# DATA EXCERPTS
○ ○ ○ ○ ○

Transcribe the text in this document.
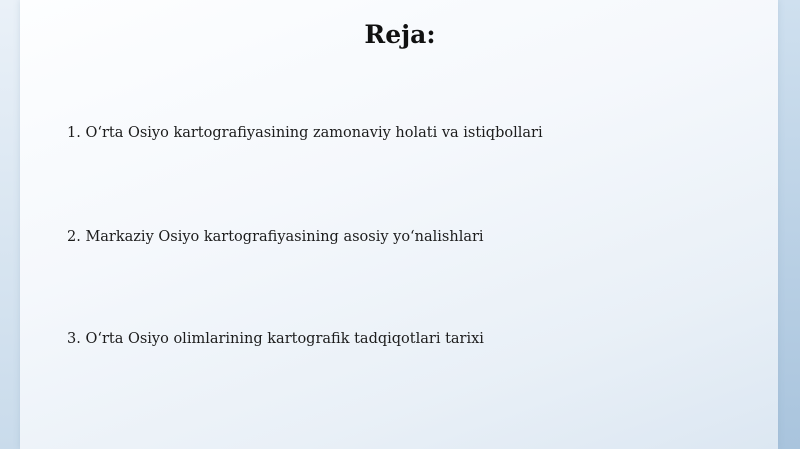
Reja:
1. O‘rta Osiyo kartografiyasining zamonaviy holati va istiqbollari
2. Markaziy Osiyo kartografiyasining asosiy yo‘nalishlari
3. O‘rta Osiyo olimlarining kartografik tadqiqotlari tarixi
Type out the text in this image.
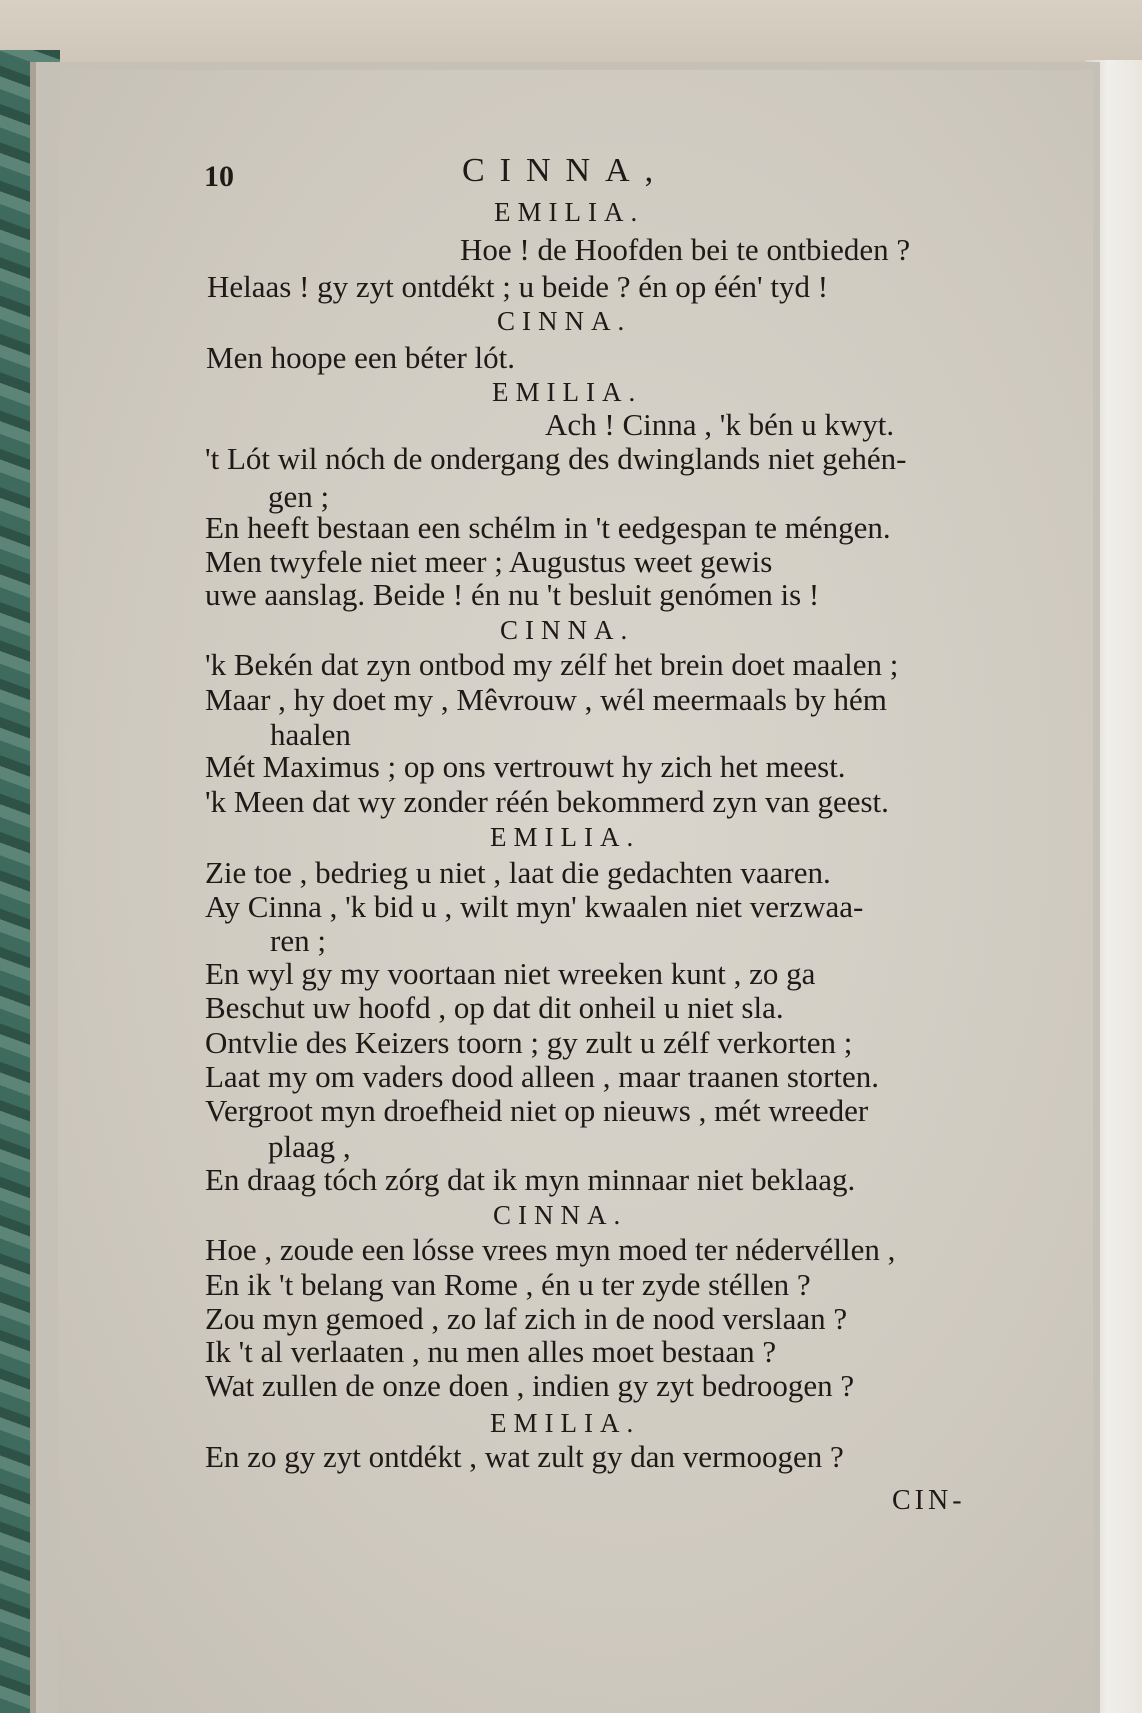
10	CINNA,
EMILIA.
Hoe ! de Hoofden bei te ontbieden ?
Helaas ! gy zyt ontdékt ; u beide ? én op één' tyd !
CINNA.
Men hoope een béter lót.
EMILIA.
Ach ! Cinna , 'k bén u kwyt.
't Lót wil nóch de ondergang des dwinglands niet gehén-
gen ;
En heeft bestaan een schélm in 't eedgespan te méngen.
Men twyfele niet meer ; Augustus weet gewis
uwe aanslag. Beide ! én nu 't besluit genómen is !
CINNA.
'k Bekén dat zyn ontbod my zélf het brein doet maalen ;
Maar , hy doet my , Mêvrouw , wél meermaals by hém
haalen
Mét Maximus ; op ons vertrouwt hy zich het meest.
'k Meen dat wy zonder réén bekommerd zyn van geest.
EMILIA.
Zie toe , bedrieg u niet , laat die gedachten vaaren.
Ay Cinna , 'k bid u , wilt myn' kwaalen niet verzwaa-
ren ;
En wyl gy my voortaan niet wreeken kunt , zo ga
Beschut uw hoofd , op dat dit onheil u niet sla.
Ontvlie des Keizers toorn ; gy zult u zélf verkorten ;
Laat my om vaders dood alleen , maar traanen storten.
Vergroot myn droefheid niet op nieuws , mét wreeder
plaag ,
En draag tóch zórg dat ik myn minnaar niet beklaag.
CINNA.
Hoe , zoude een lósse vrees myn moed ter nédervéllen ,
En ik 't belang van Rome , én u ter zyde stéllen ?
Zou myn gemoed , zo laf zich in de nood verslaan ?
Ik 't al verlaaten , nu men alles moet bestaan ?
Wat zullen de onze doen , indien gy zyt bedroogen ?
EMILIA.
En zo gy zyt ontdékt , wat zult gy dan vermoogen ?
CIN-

○ ○ ○ ○ ○

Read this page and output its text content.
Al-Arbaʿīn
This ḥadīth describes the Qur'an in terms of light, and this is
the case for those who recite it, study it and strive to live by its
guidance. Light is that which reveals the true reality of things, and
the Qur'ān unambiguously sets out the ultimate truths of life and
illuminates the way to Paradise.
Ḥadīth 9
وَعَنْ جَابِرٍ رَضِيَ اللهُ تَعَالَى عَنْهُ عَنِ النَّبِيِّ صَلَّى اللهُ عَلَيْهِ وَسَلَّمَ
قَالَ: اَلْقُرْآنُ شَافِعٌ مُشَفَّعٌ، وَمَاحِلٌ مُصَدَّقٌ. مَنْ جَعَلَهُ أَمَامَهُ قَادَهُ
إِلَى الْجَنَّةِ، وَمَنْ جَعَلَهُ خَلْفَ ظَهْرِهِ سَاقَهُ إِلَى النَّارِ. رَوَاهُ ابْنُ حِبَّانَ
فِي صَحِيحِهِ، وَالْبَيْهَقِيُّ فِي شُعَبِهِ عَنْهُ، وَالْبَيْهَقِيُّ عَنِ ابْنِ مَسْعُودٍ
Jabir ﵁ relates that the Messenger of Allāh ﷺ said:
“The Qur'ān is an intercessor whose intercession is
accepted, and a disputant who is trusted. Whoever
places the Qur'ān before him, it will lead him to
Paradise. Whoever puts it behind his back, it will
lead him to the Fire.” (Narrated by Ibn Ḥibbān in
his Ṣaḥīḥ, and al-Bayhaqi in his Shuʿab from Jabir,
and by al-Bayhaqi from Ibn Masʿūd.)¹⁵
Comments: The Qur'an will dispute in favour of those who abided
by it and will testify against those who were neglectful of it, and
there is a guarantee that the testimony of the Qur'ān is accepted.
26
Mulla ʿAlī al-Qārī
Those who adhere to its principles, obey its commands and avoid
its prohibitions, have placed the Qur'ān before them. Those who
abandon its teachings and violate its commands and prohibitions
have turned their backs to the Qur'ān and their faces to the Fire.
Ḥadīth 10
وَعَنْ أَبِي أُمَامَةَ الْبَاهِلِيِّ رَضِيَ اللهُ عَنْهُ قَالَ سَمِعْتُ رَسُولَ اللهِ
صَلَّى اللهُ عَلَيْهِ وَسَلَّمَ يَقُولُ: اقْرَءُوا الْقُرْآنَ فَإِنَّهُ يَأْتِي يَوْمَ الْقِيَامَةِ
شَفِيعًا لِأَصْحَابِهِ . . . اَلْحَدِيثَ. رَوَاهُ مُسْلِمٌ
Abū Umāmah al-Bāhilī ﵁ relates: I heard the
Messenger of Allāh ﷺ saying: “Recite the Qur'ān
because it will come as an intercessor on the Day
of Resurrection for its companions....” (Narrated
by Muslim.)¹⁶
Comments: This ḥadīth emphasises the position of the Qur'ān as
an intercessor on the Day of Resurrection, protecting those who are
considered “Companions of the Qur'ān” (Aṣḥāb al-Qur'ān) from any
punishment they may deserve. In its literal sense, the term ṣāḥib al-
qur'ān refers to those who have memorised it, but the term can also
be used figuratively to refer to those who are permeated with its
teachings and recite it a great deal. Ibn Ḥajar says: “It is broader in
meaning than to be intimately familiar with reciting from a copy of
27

○ ○ ○ ○ ○

# TASK DETAILS
Filter the data, keeping only the lines that contain "doet".

# SOLVED EXERCISE
'k Bekén dat zyn ontbod my zélf het brein doet maalen ;
Maar , hy doet my , Mêvrouw , wél meermaals by hém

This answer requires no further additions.